### Set exercise
Retype every line of the items below exactly, but leave out the pictures.

### Element box items
········
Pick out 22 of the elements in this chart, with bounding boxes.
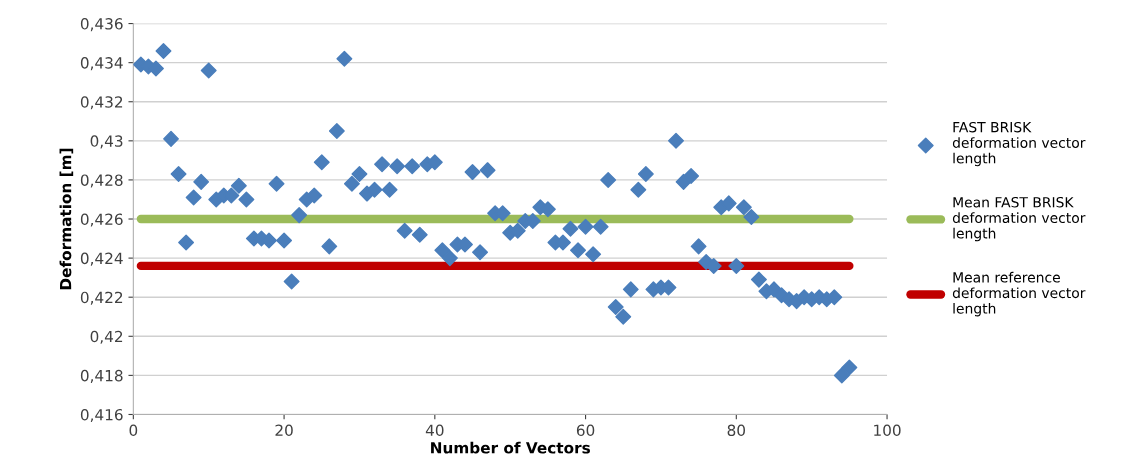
y-tick-label: 0,424: [80, 252, 123, 266]
y-axis-title: Deformation [m]: [59, 148, 74, 290]
x-tick-label: 0: [129, 424, 138, 437]
y-tick-label: 0,42: [90, 330, 123, 344]
y-tick-label: 0,416: [80, 408, 123, 423]
y-tick-label: 0,426: [80, 213, 123, 227]
y-tick-label: 0,418: [80, 369, 123, 383]
y-tick-label: 0,422: [80, 291, 123, 305]
y-tick-label: 0,43: [90, 135, 123, 149]
legend-label: Mean FAST BRISK deformation vector length: [952, 196, 1086, 242]
y-tick-label: 0,434: [80, 57, 123, 71]
y-tick-label: 0,428: [80, 174, 123, 188]
x-tick-label: 100: [874, 424, 901, 437]
y-tick-label: 0,436: [80, 18, 123, 32]
legend-label: FAST BRISK deformation vector length: [952, 121, 1086, 167]
x-tick-label: 80: [727, 424, 746, 437]
y-tick-label: 0,432: [80, 96, 123, 110]
x-tick-label: 40: [425, 424, 444, 437]
legend-label: Mean reference deformation vector length: [952, 271, 1086, 317]
x-tick-label: 20: [275, 424, 293, 437]
x-axis-title: Number of Vectors: [431, 441, 590, 454]
x-tick-label: 60: [576, 424, 595, 437]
········
### Result for this exercise
Pick out 22 of the elements in this chart, with bounding boxes.
y-tick-label: 0,424: [80, 252, 123, 266]
y-axis-title: Deformation [m]: [59, 148, 74, 290]
x-tick-label: 0: [129, 424, 138, 437]
y-tick-label: 0,42: [90, 330, 123, 344]
y-tick-label: 0,416: [80, 408, 123, 423]
y-tick-label: 0,426: [80, 213, 123, 227]
y-tick-label: 0,418: [80, 369, 123, 383]
y-tick-label: 0,422: [80, 291, 123, 305]
y-tick-label: 0,43: [90, 135, 123, 149]
legend-label: Mean FAST BRISK deformation vector length: [952, 196, 1086, 242]
y-tick-label: 0,434: [80, 57, 123, 71]
y-tick-label: 0,428: [80, 174, 123, 188]
x-tick-label: 100: [874, 424, 901, 437]
y-tick-label: 0,436: [80, 18, 123, 32]
legend-label: FAST BRISK deformation vector length: [952, 121, 1086, 167]
x-tick-label: 80: [727, 424, 746, 437]
y-tick-label: 0,432: [80, 96, 123, 110]
x-tick-label: 40: [425, 424, 444, 437]
legend-label: Mean reference deformation vector length: [952, 271, 1086, 317]
x-tick-label: 20: [275, 424, 293, 437]
x-axis-title: Number of Vectors: [431, 441, 590, 454]
x-tick-label: 60: [576, 424, 595, 437]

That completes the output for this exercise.